* [Exercise objective]: Track down each line that has the word "this" and copy it.

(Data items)
+ + + +

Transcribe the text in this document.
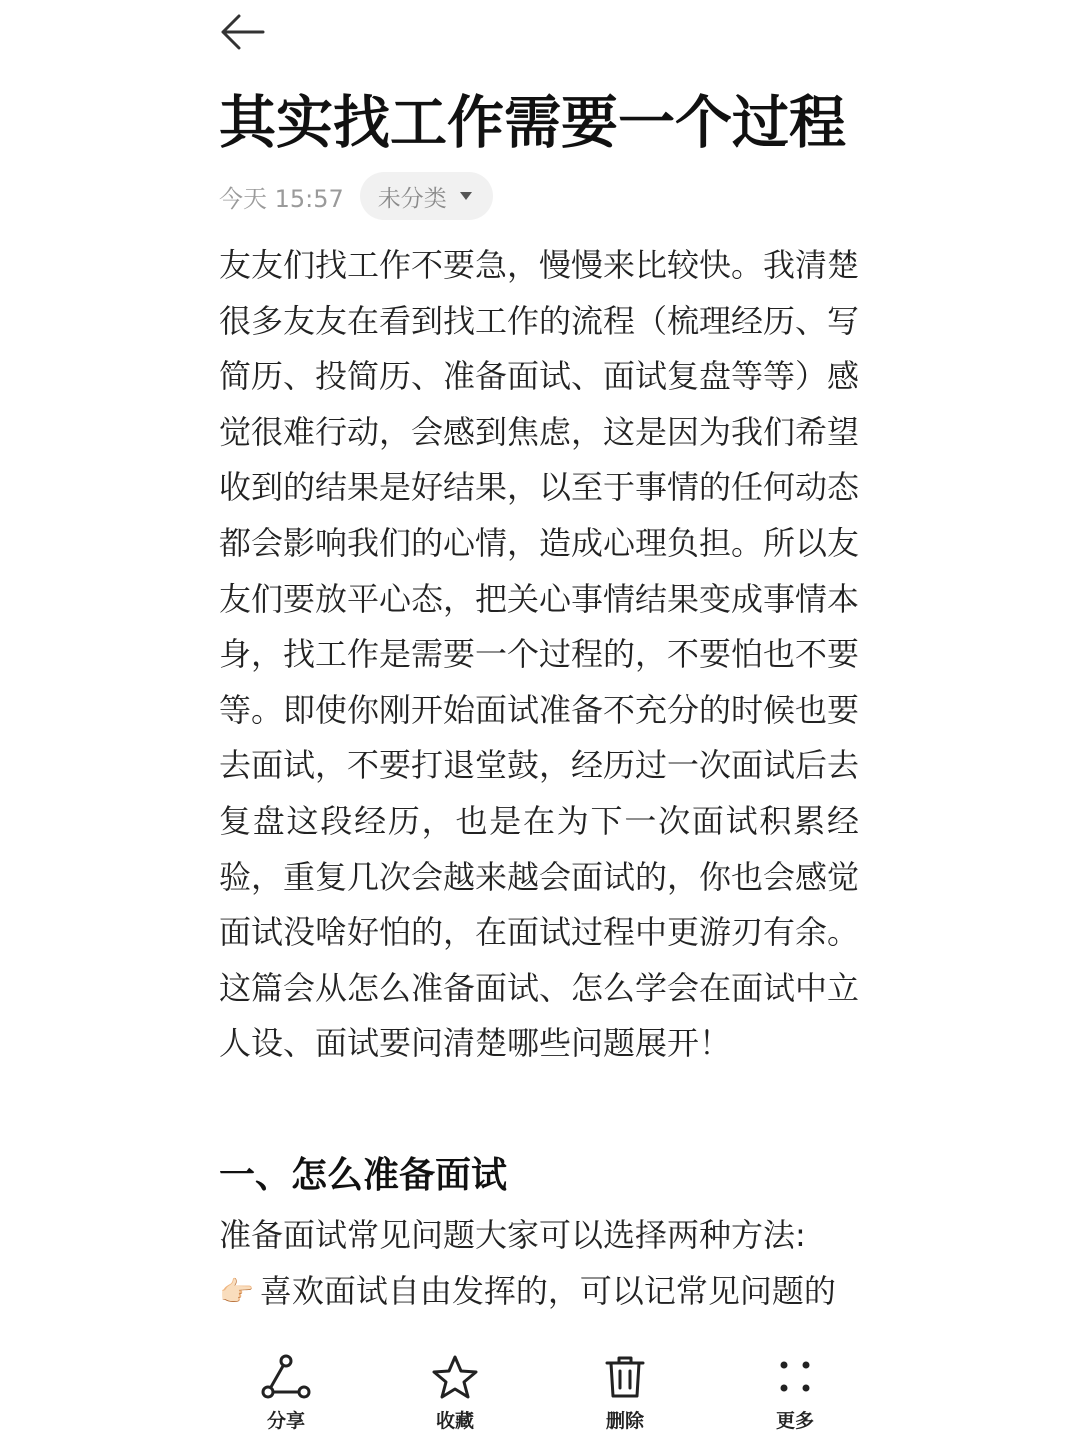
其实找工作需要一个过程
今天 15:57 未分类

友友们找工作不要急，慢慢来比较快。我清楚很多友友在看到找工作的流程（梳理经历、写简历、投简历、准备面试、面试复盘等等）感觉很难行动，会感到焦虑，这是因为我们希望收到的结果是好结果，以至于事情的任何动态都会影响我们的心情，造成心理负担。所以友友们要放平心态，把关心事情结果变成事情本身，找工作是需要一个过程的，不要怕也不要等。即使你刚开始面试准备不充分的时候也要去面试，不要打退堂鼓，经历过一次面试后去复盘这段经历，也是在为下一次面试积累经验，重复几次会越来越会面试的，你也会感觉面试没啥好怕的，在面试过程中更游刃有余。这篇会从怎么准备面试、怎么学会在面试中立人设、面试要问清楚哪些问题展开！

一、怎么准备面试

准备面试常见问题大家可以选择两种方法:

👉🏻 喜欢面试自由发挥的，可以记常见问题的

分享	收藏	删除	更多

+ + + +

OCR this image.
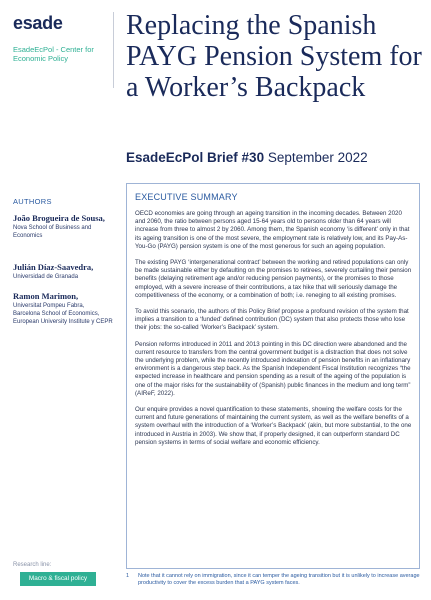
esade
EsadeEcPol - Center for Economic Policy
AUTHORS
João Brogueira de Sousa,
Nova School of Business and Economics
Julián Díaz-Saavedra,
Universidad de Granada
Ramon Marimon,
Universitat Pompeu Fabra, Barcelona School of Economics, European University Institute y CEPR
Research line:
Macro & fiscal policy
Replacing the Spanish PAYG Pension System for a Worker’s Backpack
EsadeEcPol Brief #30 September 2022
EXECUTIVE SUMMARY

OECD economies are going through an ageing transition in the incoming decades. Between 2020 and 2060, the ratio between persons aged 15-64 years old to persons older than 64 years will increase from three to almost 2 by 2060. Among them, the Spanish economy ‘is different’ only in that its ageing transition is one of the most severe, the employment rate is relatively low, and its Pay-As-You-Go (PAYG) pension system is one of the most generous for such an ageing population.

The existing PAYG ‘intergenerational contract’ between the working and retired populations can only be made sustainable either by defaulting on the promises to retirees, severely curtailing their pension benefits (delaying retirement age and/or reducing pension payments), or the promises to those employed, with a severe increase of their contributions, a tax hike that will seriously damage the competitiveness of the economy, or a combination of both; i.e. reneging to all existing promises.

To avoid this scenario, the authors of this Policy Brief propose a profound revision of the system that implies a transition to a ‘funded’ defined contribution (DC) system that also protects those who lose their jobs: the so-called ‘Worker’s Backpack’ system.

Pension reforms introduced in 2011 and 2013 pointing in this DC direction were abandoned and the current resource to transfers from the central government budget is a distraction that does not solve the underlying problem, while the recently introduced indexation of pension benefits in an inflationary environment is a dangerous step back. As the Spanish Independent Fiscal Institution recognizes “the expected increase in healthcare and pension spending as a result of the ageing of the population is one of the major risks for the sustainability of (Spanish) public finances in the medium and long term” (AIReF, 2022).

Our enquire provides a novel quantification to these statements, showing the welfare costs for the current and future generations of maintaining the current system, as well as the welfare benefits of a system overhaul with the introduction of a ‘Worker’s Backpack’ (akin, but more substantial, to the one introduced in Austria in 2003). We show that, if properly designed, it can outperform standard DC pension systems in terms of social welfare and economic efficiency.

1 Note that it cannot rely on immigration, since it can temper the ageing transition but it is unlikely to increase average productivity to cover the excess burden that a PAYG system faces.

+ + + +

* [Answer to the task]:
Transcribe the text in this document.
OCR this image.
To avoid this scenario, the authors of this Policy Brief propose a profound revision of the system that implies a transition to a ‘funded’ defined contribution (DC) system that also protects those who lose their jobs: the so-called ‘Worker’s Backpack’ system.
Pension reforms introduced in 2011 and 2013 pointing in this DC direction were abandoned and the current resource to transfers from the central government budget is a distraction that does not solve the underlying problem, while the recently introduced indexation of pension benefits in an inflationary environment is a dangerous step back. As the Spanish Independent Fiscal Institution recognizes “the expected increase in healthcare and pension spending as a result of the ageing of the population is one of the major risks for the sustainability of (Spanish) public finances in the medium and long term” (AIReF, 2022).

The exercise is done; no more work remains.